What you need to do =
Filter the data for lines with the word "JSON", then copy every line so identified.

Task material =
□ □ □ □ □

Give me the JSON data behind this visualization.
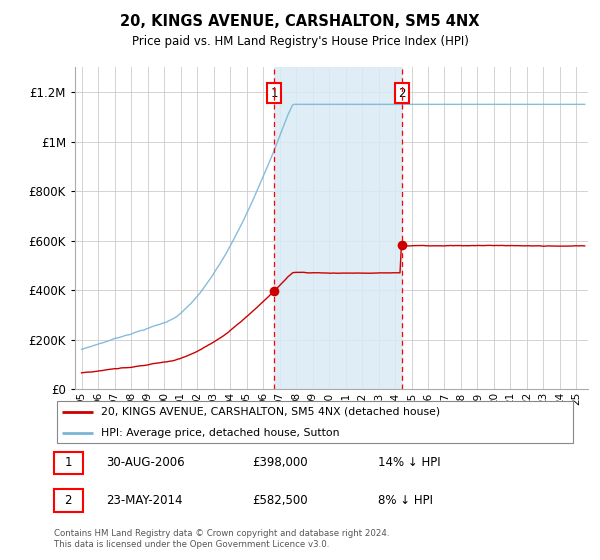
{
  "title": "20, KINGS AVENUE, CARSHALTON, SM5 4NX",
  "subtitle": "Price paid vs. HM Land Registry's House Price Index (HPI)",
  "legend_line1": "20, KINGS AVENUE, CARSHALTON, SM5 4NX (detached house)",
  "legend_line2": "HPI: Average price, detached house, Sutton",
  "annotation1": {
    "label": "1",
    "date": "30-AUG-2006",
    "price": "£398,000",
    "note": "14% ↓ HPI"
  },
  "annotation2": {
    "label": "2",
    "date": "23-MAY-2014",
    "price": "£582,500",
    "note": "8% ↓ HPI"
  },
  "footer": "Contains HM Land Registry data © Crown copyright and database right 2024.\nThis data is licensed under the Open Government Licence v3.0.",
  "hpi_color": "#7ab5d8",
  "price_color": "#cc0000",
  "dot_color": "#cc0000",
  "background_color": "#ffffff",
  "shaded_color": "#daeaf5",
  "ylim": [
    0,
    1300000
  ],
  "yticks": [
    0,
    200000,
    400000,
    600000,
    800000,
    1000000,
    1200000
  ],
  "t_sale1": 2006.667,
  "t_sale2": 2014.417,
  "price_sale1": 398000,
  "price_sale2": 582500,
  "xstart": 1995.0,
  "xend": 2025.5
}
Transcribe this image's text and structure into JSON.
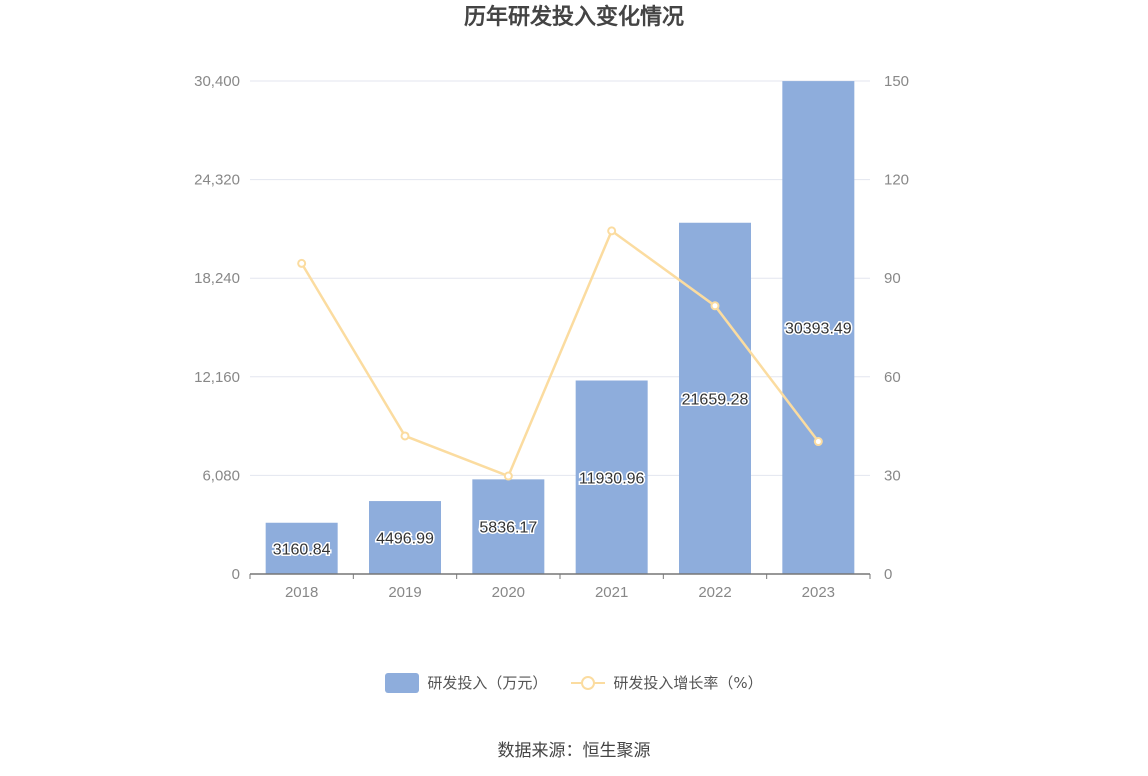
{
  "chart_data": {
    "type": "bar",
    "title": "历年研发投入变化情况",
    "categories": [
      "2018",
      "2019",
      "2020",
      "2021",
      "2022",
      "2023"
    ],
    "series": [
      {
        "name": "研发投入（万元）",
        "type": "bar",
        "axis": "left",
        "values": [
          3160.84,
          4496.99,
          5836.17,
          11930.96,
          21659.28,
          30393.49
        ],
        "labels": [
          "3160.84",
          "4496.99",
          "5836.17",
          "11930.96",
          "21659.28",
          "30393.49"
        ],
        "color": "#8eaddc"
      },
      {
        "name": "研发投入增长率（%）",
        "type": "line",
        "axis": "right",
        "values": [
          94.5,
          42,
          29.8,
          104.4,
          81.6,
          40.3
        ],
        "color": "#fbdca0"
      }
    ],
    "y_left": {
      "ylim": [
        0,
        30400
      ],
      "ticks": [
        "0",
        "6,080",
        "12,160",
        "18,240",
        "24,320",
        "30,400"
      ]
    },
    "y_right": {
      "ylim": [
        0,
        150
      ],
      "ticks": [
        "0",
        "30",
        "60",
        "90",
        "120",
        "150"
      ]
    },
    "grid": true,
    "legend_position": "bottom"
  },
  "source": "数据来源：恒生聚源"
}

□ □ □ □ □

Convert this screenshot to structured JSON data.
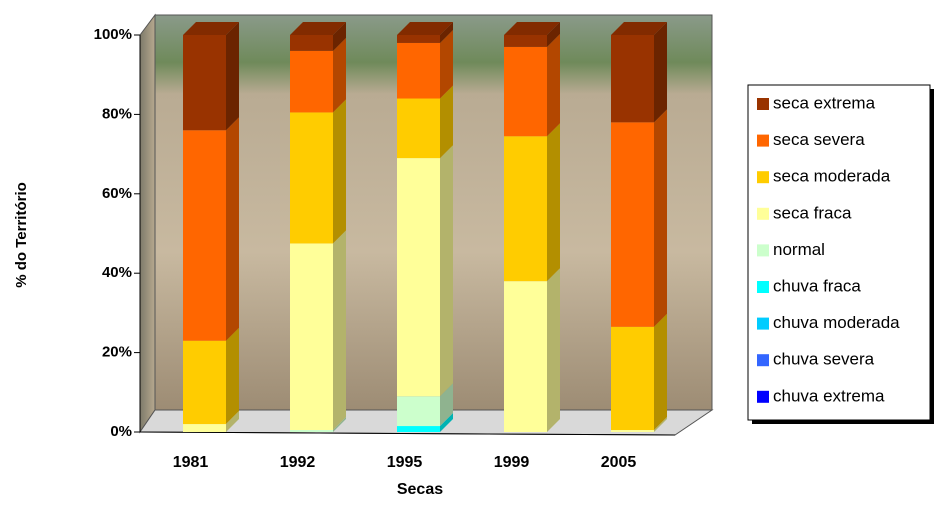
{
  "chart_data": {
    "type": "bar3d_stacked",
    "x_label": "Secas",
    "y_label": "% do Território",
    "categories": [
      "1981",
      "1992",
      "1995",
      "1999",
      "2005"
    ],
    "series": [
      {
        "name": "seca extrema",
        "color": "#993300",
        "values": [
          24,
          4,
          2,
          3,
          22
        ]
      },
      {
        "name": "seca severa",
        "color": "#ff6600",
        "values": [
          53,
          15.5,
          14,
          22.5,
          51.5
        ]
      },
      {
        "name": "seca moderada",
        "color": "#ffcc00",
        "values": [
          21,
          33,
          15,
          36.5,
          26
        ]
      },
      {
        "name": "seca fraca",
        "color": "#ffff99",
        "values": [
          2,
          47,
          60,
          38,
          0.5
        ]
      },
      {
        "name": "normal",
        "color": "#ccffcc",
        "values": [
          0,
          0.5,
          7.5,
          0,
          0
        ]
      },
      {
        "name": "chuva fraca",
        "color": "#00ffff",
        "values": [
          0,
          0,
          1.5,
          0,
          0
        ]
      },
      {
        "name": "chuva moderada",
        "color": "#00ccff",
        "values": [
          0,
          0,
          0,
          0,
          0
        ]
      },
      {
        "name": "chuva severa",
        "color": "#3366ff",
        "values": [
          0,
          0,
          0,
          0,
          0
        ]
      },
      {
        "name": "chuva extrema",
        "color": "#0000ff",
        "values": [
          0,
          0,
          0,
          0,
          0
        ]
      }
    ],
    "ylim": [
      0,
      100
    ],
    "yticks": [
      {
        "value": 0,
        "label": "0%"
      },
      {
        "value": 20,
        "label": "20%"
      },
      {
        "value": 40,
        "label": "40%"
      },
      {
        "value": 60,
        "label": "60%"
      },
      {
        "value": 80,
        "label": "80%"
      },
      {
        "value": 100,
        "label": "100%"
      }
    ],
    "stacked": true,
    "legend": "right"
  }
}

□ □ □ □ □

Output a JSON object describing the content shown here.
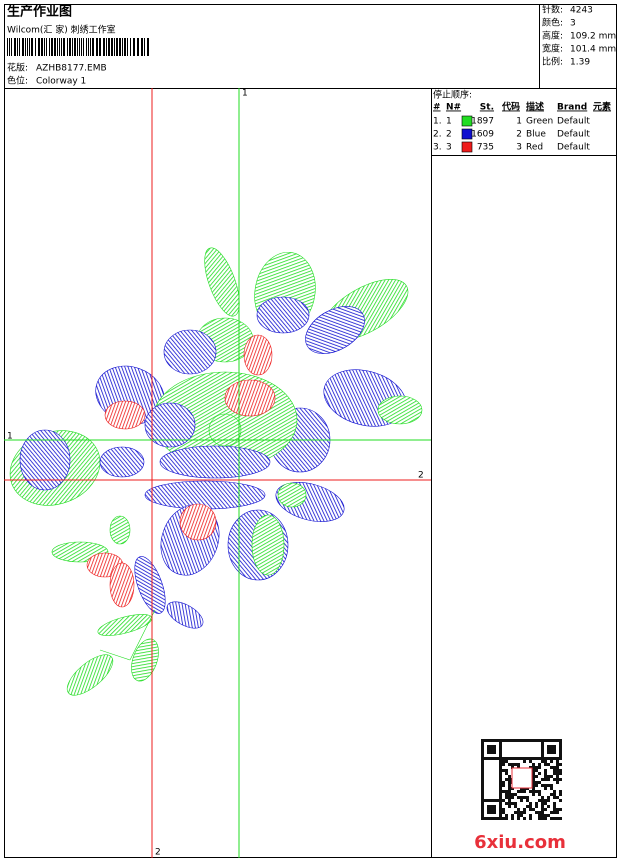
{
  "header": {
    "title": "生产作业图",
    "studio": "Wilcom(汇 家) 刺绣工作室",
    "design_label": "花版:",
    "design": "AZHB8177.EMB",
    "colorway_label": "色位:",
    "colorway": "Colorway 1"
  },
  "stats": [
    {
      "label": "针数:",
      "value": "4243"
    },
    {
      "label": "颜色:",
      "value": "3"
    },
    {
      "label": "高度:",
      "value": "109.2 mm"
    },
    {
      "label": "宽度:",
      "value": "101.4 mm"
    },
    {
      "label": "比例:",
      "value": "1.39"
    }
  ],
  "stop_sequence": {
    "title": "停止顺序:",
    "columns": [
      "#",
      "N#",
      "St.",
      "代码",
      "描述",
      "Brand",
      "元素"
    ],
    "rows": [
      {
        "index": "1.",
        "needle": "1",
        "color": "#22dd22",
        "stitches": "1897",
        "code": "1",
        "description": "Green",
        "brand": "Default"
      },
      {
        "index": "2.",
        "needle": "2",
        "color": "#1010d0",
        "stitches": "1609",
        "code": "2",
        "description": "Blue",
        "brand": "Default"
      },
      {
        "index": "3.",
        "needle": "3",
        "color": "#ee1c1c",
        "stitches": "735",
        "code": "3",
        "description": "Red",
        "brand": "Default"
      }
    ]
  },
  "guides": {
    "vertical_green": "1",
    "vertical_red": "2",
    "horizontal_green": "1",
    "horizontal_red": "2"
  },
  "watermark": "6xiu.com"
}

□ □ □ □ □

Solution =
Give me the JSON data behind this visualization.
Transcribe this image's text and structure into JSON.
Convert this screenshot to structured JSON data.
Output a JSON object describing the content shown here.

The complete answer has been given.